* _The request_: Please transcribe the records precisely; pictures stay out of your copy.

* _Record excerpts_:
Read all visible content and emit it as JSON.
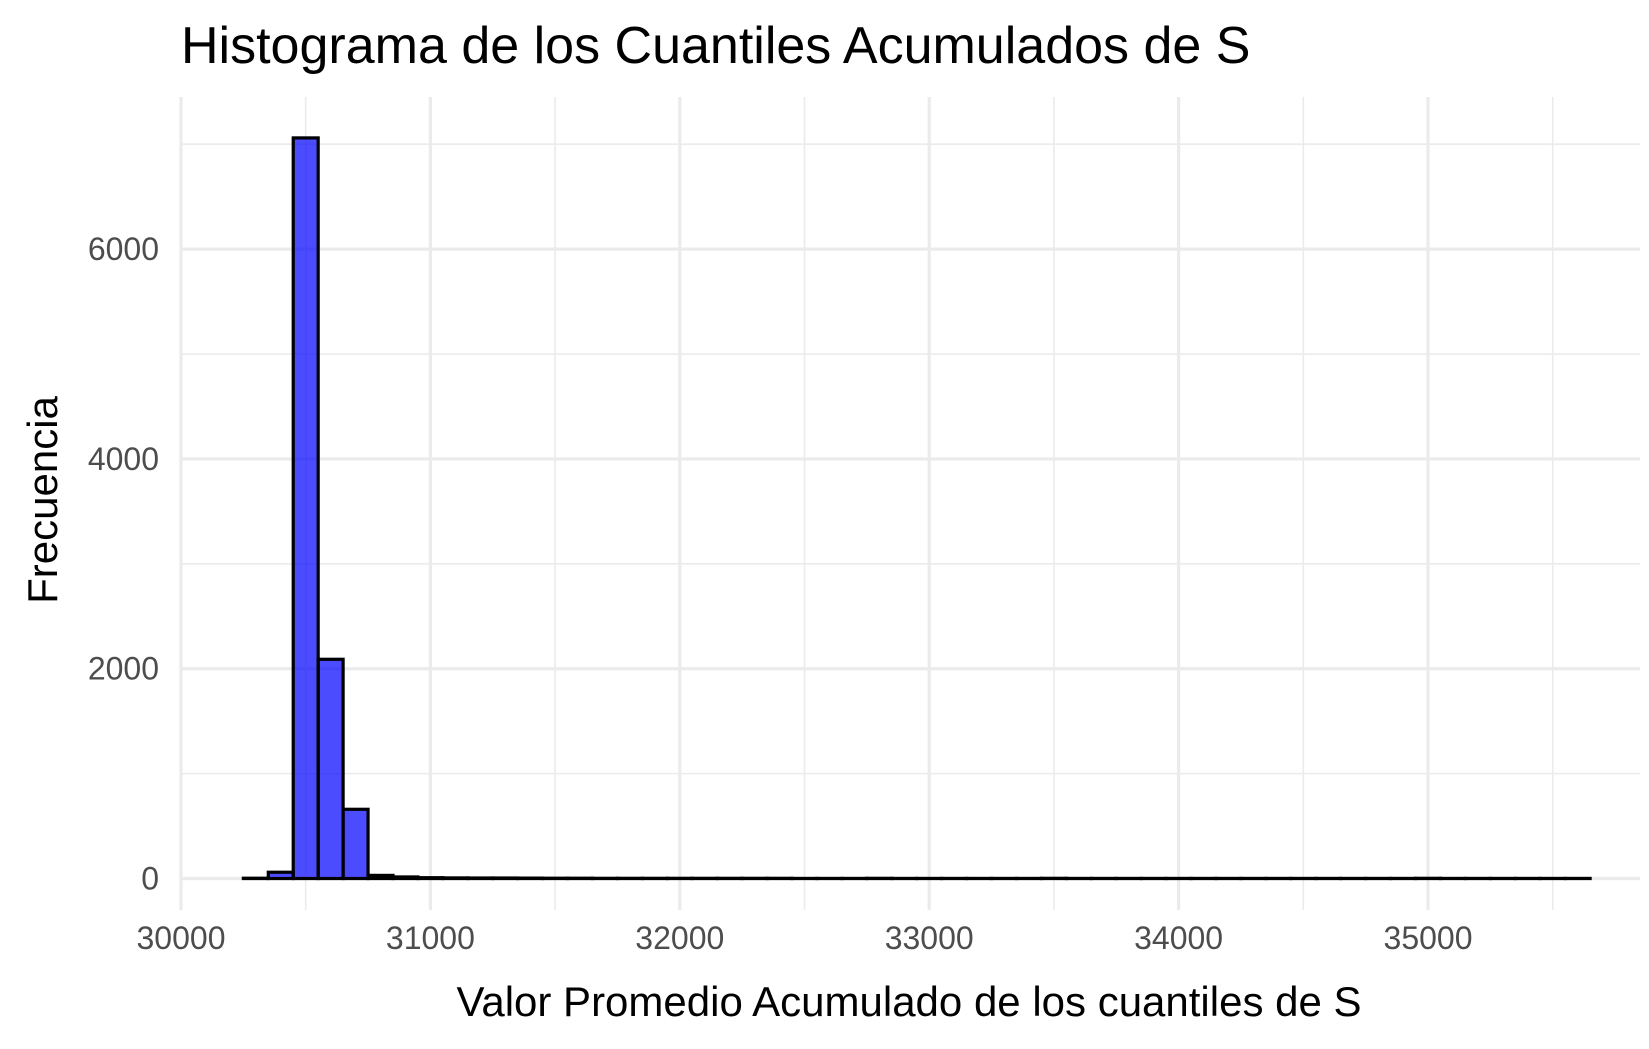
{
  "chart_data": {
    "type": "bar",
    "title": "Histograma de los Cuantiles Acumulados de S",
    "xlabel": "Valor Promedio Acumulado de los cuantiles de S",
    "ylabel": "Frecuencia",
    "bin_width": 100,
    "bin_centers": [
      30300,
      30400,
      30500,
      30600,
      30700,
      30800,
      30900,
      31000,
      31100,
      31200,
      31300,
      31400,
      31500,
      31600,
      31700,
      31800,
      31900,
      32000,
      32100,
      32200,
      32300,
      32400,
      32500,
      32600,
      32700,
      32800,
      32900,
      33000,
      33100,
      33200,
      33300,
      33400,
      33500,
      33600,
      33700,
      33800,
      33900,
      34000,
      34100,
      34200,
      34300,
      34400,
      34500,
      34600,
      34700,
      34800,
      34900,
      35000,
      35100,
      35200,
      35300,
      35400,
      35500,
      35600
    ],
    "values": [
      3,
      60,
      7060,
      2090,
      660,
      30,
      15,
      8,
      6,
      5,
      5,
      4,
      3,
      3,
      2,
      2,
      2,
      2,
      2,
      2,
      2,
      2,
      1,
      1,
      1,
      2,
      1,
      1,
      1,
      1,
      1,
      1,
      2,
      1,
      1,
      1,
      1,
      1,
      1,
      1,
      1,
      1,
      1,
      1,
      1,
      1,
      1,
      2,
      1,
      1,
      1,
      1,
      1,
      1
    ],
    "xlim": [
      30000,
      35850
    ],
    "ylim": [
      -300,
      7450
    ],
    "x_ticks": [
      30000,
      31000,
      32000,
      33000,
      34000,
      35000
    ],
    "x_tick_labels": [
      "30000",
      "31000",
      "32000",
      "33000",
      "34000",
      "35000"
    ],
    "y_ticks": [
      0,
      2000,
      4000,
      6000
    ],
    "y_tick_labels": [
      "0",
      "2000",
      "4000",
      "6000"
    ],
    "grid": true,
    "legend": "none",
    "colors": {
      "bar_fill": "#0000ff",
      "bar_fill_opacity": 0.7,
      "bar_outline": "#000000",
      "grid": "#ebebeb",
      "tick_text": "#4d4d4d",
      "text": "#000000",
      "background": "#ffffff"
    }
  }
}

* _Exercise solution_:
Read all visible content and emit it as JSON.
{
  "chart_data": {
    "type": "bar",
    "title": "Histograma de los Cuantiles Acumulados de S",
    "xlabel": "Valor Promedio Acumulado de los cuantiles de S",
    "ylabel": "Frecuencia",
    "bin_width": 100,
    "bin_centers": [
      30300,
      30400,
      30500,
      30600,
      30700,
      30800,
      30900,
      31000,
      31100,
      31200,
      31300,
      31400,
      31500,
      31600,
      31700,
      31800,
      31900,
      32000,
      32100,
      32200,
      32300,
      32400,
      32500,
      32600,
      32700,
      32800,
      32900,
      33000,
      33100,
      33200,
      33300,
      33400,
      33500,
      33600,
      33700,
      33800,
      33900,
      34000,
      34100,
      34200,
      34300,
      34400,
      34500,
      34600,
      34700,
      34800,
      34900,
      35000,
      35100,
      35200,
      35300,
      35400,
      35500,
      35600
    ],
    "values": [
      3,
      60,
      7060,
      2090,
      660,
      30,
      15,
      8,
      6,
      5,
      5,
      4,
      3,
      3,
      2,
      2,
      2,
      2,
      2,
      2,
      2,
      2,
      1,
      1,
      1,
      2,
      1,
      1,
      1,
      1,
      1,
      1,
      2,
      1,
      1,
      1,
      1,
      1,
      1,
      1,
      1,
      1,
      1,
      1,
      1,
      1,
      1,
      2,
      1,
      1,
      1,
      1,
      1,
      1
    ],
    "xlim": [
      30000,
      35850
    ],
    "ylim": [
      -300,
      7450
    ],
    "x_ticks": [
      30000,
      31000,
      32000,
      33000,
      34000,
      35000
    ],
    "x_tick_labels": [
      "30000",
      "31000",
      "32000",
      "33000",
      "34000",
      "35000"
    ],
    "y_ticks": [
      0,
      2000,
      4000,
      6000
    ],
    "y_tick_labels": [
      "0",
      "2000",
      "4000",
      "6000"
    ],
    "grid": true,
    "legend": "none",
    "colors": {
      "bar_fill": "#0000ff",
      "bar_fill_opacity": 0.7,
      "bar_outline": "#000000",
      "grid": "#ebebeb",
      "tick_text": "#4d4d4d",
      "text": "#000000",
      "background": "#ffffff"
    }
  }
}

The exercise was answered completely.